* START INPUT *
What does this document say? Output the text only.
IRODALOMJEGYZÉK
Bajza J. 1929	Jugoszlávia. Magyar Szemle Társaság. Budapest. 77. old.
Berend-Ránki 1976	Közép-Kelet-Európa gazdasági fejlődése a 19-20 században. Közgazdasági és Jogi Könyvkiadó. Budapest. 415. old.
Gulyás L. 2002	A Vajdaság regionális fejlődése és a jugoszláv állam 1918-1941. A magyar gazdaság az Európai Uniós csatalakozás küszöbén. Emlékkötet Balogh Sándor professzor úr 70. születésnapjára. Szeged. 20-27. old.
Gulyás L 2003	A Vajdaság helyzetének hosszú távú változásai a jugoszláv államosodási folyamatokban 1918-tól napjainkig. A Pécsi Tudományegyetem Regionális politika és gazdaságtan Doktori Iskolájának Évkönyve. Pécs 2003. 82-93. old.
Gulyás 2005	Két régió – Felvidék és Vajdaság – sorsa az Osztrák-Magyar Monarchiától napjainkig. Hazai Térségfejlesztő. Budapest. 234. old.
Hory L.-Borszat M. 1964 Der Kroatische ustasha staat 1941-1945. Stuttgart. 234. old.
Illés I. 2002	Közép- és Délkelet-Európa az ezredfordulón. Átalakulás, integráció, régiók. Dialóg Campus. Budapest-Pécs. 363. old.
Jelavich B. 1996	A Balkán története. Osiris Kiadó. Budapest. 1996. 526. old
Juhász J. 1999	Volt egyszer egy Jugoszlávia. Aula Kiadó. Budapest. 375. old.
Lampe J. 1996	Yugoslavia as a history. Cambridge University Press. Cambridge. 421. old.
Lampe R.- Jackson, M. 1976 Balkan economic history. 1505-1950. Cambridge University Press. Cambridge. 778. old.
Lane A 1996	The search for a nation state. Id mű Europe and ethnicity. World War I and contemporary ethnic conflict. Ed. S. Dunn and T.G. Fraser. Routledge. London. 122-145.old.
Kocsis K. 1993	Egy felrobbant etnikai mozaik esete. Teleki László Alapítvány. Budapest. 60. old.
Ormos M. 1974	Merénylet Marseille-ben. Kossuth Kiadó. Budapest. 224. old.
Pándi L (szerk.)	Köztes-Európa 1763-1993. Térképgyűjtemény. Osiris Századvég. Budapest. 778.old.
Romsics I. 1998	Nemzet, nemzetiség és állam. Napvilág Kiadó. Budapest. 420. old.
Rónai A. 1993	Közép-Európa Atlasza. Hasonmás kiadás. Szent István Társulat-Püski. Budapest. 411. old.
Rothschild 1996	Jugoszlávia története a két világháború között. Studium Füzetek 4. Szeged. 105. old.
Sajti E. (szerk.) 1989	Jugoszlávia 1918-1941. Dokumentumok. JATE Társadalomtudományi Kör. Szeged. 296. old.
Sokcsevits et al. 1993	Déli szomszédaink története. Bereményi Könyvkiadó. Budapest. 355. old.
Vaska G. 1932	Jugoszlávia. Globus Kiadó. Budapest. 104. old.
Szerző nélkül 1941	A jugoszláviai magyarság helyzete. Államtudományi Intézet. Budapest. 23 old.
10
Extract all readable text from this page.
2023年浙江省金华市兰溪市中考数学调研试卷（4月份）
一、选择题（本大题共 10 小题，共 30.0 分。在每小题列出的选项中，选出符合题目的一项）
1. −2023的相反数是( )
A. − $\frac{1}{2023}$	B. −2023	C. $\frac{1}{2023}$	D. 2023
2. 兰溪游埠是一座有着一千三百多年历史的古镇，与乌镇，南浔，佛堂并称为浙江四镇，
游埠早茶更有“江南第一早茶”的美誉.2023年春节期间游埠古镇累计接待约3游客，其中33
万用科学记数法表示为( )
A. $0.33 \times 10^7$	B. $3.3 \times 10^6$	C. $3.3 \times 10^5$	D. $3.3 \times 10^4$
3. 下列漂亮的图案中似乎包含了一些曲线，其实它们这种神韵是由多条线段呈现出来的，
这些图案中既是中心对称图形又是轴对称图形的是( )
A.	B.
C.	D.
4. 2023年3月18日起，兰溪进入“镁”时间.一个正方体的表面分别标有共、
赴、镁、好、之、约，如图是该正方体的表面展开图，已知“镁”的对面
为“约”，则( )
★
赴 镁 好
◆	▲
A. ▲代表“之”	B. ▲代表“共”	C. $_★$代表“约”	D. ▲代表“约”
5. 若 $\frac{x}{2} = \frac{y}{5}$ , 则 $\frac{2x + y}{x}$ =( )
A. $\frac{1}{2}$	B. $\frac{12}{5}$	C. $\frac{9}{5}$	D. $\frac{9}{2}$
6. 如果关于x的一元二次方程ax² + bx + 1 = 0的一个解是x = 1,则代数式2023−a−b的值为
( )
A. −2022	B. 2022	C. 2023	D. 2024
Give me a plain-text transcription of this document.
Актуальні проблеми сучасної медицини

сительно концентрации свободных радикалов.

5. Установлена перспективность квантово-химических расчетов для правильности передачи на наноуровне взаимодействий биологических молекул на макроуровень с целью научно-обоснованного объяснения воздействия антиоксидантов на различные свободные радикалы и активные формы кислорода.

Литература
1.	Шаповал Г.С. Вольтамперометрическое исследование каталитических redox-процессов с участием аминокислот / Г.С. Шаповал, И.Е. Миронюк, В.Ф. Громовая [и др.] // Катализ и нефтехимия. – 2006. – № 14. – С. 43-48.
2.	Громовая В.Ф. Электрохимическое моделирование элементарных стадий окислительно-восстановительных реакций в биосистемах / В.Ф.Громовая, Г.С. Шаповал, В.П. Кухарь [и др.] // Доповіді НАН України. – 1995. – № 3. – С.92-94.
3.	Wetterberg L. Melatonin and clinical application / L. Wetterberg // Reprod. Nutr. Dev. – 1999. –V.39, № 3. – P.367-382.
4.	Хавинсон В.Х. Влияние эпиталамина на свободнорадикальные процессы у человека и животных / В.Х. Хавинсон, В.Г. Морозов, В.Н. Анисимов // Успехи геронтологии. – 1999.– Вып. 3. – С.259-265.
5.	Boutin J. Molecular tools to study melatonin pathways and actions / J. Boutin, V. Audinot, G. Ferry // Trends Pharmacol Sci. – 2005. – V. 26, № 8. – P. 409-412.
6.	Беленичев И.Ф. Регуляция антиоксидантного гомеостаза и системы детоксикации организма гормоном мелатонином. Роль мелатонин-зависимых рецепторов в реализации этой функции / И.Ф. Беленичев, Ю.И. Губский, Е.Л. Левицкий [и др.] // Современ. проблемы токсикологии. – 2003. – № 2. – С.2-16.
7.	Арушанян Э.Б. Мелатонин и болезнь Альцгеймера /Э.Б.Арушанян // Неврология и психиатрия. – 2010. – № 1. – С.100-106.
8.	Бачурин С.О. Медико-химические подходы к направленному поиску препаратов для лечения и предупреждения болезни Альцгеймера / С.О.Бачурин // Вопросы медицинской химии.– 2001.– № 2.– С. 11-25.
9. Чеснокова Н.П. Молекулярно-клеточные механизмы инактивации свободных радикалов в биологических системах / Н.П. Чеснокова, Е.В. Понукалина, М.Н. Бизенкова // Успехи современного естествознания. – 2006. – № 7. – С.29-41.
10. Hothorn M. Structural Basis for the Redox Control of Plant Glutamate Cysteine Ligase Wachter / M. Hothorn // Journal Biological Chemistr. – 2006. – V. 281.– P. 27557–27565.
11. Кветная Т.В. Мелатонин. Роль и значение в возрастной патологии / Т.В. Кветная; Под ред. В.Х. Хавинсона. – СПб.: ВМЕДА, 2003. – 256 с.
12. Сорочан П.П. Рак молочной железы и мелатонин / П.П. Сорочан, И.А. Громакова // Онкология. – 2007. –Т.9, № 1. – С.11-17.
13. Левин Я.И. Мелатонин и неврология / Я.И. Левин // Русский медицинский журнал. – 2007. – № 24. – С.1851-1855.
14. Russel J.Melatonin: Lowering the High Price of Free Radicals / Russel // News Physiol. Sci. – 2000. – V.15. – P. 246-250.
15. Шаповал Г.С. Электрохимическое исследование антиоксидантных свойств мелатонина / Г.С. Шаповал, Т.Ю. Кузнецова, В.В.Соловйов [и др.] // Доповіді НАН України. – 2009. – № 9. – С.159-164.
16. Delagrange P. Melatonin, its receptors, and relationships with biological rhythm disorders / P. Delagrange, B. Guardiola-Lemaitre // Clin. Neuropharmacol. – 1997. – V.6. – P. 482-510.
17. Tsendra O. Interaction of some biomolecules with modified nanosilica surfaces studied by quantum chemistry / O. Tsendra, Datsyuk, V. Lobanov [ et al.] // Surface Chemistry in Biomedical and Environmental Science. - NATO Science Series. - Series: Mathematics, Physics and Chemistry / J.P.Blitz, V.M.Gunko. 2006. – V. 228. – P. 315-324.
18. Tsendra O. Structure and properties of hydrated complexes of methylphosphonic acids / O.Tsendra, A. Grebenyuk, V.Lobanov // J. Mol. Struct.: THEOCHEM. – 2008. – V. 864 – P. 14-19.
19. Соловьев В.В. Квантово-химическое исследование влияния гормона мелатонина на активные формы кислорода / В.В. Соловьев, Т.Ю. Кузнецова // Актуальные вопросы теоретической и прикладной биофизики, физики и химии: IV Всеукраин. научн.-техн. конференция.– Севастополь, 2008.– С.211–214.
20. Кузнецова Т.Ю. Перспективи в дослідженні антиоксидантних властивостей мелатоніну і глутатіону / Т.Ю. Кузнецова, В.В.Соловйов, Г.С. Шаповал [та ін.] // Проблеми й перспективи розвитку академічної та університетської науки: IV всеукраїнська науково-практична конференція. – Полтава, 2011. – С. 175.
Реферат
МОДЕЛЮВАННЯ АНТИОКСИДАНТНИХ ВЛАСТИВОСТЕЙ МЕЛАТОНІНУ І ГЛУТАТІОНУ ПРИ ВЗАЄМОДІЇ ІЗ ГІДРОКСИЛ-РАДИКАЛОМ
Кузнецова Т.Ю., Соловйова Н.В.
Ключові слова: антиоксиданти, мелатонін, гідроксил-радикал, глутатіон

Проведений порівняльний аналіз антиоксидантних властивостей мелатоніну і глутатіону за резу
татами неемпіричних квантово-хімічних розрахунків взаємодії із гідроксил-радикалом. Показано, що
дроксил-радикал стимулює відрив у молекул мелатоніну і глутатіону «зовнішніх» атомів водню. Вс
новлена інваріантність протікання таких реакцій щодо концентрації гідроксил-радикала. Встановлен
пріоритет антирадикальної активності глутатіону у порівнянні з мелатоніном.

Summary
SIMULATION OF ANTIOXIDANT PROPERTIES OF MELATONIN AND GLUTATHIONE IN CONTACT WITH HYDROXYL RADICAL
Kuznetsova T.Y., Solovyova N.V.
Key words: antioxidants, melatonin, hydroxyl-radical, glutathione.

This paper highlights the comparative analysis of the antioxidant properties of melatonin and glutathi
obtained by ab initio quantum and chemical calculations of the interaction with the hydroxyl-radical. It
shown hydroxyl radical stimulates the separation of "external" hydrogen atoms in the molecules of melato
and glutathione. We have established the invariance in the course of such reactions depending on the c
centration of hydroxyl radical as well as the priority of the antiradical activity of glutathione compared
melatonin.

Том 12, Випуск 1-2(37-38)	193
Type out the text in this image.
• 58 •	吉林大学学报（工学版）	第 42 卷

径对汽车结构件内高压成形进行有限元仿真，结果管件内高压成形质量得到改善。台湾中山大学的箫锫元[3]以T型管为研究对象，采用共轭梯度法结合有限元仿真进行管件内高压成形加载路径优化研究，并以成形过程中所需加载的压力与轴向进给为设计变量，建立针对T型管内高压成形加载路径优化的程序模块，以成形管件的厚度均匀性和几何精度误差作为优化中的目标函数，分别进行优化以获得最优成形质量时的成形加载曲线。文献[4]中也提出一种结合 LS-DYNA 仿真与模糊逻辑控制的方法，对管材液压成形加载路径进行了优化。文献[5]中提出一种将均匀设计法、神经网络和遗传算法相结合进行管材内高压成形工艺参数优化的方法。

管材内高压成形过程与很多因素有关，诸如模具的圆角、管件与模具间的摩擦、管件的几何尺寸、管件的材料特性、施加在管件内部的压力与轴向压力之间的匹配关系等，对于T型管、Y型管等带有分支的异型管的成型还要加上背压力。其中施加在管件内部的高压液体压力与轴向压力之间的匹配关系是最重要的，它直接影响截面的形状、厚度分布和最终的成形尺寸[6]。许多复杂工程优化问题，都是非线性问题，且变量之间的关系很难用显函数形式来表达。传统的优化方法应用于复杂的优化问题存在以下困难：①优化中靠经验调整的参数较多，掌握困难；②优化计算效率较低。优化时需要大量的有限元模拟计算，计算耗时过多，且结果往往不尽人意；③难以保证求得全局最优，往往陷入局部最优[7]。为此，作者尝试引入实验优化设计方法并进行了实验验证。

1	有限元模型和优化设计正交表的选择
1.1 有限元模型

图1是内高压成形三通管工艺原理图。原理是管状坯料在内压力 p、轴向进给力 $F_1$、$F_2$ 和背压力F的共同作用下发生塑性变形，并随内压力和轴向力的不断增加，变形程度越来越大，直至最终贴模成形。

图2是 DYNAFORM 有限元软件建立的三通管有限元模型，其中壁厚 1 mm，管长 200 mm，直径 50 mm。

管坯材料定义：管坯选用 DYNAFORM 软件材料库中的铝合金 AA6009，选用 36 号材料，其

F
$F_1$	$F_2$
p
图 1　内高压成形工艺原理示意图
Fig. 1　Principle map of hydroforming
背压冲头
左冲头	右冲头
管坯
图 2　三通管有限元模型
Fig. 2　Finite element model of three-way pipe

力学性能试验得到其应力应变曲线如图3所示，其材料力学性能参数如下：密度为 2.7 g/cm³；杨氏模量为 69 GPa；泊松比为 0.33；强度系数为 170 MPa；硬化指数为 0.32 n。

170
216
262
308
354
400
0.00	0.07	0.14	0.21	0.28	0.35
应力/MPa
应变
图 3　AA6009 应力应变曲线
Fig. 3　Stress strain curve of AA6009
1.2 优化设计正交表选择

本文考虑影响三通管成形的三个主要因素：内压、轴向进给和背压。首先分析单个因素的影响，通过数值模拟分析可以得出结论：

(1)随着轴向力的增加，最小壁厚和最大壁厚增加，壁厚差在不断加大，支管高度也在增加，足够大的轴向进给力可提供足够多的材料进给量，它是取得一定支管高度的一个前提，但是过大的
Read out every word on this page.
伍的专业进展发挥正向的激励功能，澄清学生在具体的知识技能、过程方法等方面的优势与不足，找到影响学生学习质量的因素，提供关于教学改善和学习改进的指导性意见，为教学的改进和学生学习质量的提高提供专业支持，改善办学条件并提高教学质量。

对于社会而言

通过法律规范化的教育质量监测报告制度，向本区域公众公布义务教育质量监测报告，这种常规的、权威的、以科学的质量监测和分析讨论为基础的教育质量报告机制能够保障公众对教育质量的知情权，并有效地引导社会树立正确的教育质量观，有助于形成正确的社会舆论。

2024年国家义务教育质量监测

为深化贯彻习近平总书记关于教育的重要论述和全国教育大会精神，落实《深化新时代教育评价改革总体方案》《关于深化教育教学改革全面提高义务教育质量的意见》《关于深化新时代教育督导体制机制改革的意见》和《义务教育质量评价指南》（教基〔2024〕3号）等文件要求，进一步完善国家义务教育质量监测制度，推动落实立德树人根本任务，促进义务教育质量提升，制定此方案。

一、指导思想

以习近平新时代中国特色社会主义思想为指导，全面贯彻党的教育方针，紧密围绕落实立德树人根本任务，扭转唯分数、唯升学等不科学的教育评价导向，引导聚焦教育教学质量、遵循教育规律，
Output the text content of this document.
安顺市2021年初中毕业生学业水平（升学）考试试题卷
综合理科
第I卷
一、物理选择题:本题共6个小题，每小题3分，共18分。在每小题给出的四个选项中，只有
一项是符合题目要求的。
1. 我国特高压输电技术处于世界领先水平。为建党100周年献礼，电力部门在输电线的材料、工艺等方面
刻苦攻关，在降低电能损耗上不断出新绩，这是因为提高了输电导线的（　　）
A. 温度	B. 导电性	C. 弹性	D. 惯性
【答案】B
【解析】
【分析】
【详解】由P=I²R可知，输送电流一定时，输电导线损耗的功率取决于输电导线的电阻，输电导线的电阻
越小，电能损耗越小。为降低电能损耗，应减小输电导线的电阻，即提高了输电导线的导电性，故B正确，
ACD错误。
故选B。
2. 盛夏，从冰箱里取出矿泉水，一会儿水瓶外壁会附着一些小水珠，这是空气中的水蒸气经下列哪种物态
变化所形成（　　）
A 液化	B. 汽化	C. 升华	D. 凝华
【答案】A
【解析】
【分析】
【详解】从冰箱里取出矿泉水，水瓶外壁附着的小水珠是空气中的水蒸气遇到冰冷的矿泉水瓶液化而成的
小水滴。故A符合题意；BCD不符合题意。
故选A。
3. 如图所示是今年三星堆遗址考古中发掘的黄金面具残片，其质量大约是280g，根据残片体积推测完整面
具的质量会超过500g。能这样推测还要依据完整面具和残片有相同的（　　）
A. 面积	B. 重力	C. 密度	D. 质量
* END INPUT *
Show the lines where the word "Lobanov" appears in the entries.

RESULT OF THE EXERCISE -
17. Tsendra O. Interaction of some biomolecules with modified nanosilica surfaces studied by quantum chemistry / O. Tsendra, Datsyuk, V. Lobanov [ et al.] // Surface Chemistry in Biomedical and Environmental Science. - NATO Science Series. - Series: Mathematics, Physics and Chemistry / J.P.Blitz, V.M.Gunko. 2006. – V. 228. – P. 315-324.
18. Tsendra O. Structure and properties of hydrated complexes of methylphosphonic acids / O.Tsendra, A. Grebenyuk, V.Lobanov // J. Mol. Struct.: THEOCHEM. – 2008. – V. 864 – P. 14-19.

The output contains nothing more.